** WHAT NEEDS TO BE DONE **
Scan the listing below. Report each line that includes "GPRS".

— START EXERCISE INPUTS —

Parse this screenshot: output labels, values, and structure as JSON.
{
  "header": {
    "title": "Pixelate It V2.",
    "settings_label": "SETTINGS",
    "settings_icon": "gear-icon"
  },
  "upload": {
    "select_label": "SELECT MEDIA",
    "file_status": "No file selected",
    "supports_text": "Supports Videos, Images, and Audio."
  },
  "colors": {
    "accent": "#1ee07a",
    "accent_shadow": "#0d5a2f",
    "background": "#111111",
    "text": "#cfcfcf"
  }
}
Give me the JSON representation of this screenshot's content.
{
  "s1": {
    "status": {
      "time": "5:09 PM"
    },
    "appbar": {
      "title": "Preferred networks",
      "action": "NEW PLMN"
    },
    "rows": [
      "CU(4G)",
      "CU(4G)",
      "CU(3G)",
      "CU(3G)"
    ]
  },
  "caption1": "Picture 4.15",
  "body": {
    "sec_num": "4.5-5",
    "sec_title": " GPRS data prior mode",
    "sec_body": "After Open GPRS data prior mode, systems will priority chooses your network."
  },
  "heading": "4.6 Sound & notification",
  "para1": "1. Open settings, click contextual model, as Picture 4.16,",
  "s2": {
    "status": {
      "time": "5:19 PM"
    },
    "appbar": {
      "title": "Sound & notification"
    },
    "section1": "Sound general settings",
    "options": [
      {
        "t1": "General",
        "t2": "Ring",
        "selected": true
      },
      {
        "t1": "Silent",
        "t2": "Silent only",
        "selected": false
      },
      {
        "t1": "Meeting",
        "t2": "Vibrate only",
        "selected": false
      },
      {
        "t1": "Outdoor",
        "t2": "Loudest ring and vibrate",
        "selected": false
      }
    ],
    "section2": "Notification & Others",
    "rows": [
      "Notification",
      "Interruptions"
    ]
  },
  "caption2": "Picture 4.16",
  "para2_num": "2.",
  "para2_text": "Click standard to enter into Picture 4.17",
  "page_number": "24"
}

— END EXERCISE INPUTS —

** TASK SOLUTION **
    "sec_title": " GPRS data prior mode",
    "sec_body": "After Open GPRS data prior mode, systems will priority chooses your network."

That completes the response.